| CHALLENGE |
Print all of the entries exactly, minus the pictures.

-------- DATASET --------

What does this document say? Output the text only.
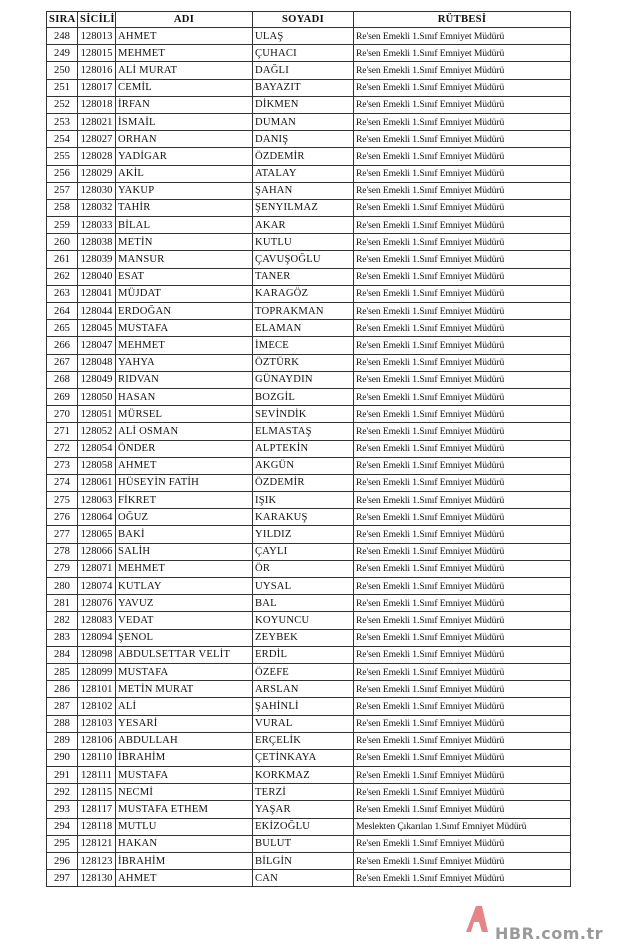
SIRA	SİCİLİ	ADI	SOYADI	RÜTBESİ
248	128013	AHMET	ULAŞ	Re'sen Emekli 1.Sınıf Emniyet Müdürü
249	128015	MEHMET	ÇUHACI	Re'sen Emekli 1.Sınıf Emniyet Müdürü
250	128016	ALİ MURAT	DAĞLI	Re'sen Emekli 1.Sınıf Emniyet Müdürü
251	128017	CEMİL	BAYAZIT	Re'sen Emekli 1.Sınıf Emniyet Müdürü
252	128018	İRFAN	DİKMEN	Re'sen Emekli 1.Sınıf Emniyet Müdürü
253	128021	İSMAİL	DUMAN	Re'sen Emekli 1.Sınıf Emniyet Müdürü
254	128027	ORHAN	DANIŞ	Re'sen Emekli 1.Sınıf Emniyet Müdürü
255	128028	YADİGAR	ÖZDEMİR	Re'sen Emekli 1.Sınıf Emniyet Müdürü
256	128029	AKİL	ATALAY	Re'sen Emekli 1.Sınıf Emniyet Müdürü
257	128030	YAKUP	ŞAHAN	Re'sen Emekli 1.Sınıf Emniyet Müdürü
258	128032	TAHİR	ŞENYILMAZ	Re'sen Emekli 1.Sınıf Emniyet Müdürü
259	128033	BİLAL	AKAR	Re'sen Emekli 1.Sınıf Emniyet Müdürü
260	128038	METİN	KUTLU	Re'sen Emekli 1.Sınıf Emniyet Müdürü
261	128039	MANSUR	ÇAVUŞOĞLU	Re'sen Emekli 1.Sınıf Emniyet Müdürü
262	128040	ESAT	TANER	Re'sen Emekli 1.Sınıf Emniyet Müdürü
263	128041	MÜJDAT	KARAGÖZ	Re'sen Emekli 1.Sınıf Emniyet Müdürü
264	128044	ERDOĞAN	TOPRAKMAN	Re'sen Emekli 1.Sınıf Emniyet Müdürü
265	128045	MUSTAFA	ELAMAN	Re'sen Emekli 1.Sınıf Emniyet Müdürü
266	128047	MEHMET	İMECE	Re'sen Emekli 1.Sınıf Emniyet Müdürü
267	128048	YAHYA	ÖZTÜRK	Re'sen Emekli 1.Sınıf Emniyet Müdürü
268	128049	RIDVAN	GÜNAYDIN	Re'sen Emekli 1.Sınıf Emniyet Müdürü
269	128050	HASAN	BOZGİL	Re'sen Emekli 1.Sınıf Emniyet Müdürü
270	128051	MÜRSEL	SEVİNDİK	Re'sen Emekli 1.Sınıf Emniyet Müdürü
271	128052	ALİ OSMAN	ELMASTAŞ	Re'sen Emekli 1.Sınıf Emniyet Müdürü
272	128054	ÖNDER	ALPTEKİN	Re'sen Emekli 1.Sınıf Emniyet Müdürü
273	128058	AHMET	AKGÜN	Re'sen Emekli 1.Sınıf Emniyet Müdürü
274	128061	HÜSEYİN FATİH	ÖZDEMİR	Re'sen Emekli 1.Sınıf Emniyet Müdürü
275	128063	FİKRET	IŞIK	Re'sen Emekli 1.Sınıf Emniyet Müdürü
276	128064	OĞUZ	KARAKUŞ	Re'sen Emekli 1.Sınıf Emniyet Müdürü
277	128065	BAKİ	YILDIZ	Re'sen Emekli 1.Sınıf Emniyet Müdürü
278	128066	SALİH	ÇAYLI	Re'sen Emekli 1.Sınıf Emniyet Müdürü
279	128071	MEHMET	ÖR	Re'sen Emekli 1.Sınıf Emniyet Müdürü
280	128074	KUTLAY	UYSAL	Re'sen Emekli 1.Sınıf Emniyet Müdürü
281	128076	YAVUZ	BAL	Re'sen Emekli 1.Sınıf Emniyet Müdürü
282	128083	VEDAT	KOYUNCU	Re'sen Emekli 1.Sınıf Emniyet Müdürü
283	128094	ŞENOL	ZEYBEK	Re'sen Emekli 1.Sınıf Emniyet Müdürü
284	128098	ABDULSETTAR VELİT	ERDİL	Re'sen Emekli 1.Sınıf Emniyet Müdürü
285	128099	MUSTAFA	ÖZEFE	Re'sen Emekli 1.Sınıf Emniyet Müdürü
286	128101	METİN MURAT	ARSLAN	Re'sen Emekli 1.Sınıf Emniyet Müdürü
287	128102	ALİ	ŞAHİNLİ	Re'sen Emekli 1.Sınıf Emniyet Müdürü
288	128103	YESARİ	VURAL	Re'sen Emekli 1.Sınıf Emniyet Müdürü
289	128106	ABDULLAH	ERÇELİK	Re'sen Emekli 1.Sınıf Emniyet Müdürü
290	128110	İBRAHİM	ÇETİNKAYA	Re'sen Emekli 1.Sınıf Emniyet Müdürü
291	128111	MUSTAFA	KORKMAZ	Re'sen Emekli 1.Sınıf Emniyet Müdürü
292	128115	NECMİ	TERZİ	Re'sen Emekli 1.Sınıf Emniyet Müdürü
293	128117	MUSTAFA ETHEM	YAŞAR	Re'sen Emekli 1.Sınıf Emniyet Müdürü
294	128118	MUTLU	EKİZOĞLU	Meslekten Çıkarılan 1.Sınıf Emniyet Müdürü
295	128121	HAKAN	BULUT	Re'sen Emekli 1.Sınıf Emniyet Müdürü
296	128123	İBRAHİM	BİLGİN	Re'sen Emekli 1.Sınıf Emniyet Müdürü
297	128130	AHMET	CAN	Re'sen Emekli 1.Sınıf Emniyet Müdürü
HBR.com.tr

--------

| RIGHT ANSWER |
What does this document say? Output the text only.
SIRA	SİCİLİ	ADI	SOYADI	RÜTBESİ
248	128013	AHMET	ULAŞ	Re'sen Emekli 1.Sınıf Emniyet Müdürü
249	128015	MEHMET	ÇUHACI	Re'sen Emekli 1.Sınıf Emniyet Müdürü
250	128016	ALİ MURAT	DAĞLI	Re'sen Emekli 1.Sınıf Emniyet Müdürü
251	128017	CEMİL	BAYAZIT	Re'sen Emekli 1.Sınıf Emniyet Müdürü
252	128018	İRFAN	DİKMEN	Re'sen Emekli 1.Sınıf Emniyet Müdürü
253	128021	İSMAİL	DUMAN	Re'sen Emekli 1.Sınıf Emniyet Müdürü
254	128027	ORHAN	DANIŞ	Re'sen Emekli 1.Sınıf Emniyet Müdürü
255	128028	YADİGAR	ÖZDEMİR	Re'sen Emekli 1.Sınıf Emniyet Müdürü
256	128029	AKİL	ATALAY	Re'sen Emekli 1.Sınıf Emniyet Müdürü
257	128030	YAKUP	ŞAHAN	Re'sen Emekli 1.Sınıf Emniyet Müdürü
258	128032	TAHİR	ŞENYILMAZ	Re'sen Emekli 1.Sınıf Emniyet Müdürü
259	128033	BİLAL	AKAR	Re'sen Emekli 1.Sınıf Emniyet Müdürü
260	128038	METİN	KUTLU	Re'sen Emekli 1.Sınıf Emniyet Müdürü
261	128039	MANSUR	ÇAVUŞOĞLU	Re'sen Emekli 1.Sınıf Emniyet Müdürü
262	128040	ESAT	TANER	Re'sen Emekli 1.Sınıf Emniyet Müdürü
263	128041	MÜJDAT	KARAGÖZ	Re'sen Emekli 1.Sınıf Emniyet Müdürü
264	128044	ERDOĞAN	TOPRAKMAN	Re'sen Emekli 1.Sınıf Emniyet Müdürü
265	128045	MUSTAFA	ELAMAN	Re'sen Emekli 1.Sınıf Emniyet Müdürü
266	128047	MEHMET	İMECE	Re'sen Emekli 1.Sınıf Emniyet Müdürü
267	128048	YAHYA	ÖZTÜRK	Re'sen Emekli 1.Sınıf Emniyet Müdürü
268	128049	RIDVAN	GÜNAYDIN	Re'sen Emekli 1.Sınıf Emniyet Müdürü
269	128050	HASAN	BOZGİL	Re'sen Emekli 1.Sınıf Emniyet Müdürü
270	128051	MÜRSEL	SEVİNDİK	Re'sen Emekli 1.Sınıf Emniyet Müdürü
271	128052	ALİ OSMAN	ELMASTAŞ	Re'sen Emekli 1.Sınıf Emniyet Müdürü
272	128054	ÖNDER	ALPTEKİN	Re'sen Emekli 1.Sınıf Emniyet Müdürü
273	128058	AHMET	AKGÜN	Re'sen Emekli 1.Sınıf Emniyet Müdürü
274	128061	HÜSEYİN FATİH	ÖZDEMİR	Re'sen Emekli 1.Sınıf Emniyet Müdürü
275	128063	FİKRET	IŞIK	Re'sen Emekli 1.Sınıf Emniyet Müdürü
276	128064	OĞUZ	KARAKUŞ	Re'sen Emekli 1.Sınıf Emniyet Müdürü
277	128065	BAKİ	YILDIZ	Re'sen Emekli 1.Sınıf Emniyet Müdürü
278	128066	SALİH	ÇAYLI	Re'sen Emekli 1.Sınıf Emniyet Müdürü
279	128071	MEHMET	ÖR	Re'sen Emekli 1.Sınıf Emniyet Müdürü
280	128074	KUTLAY	UYSAL	Re'sen Emekli 1.Sınıf Emniyet Müdürü
281	128076	YAVUZ	BAL	Re'sen Emekli 1.Sınıf Emniyet Müdürü
282	128083	VEDAT	KOYUNCU	Re'sen Emekli 1.Sınıf Emniyet Müdürü
283	128094	ŞENOL	ZEYBEK	Re'sen Emekli 1.Sınıf Emniyet Müdürü
284	128098	ABDULSETTAR VELİT	ERDİL	Re'sen Emekli 1.Sınıf Emniyet Müdürü
285	128099	MUSTAFA	ÖZEFE	Re'sen Emekli 1.Sınıf Emniyet Müdürü
286	128101	METİN MURAT	ARSLAN	Re'sen Emekli 1.Sınıf Emniyet Müdürü
287	128102	ALİ	ŞAHİNLİ	Re'sen Emekli 1.Sınıf Emniyet Müdürü
288	128103	YESARİ	VURAL	Re'sen Emekli 1.Sınıf Emniyet Müdürü
289	128106	ABDULLAH	ERÇELİK	Re'sen Emekli 1.Sınıf Emniyet Müdürü
290	128110	İBRAHİM	ÇETİNKAYA	Re'sen Emekli 1.Sınıf Emniyet Müdürü
291	128111	MUSTAFA	KORKMAZ	Re'sen Emekli 1.Sınıf Emniyet Müdürü
292	128115	NECMİ	TERZİ	Re'sen Emekli 1.Sınıf Emniyet Müdürü
293	128117	MUSTAFA ETHEM	YAŞAR	Re'sen Emekli 1.Sınıf Emniyet Müdürü
294	128118	MUTLU	EKİZOĞLU	Meslekten Çıkarılan 1.Sınıf Emniyet Müdürü
295	128121	HAKAN	BULUT	Re'sen Emekli 1.Sınıf Emniyet Müdürü
296	128123	İBRAHİM	BİLGİN	Re'sen Emekli 1.Sınıf Emniyet Müdürü
297	128130	AHMET	CAN	Re'sen Emekli 1.Sınıf Emniyet Müdürü
HBR.com.tr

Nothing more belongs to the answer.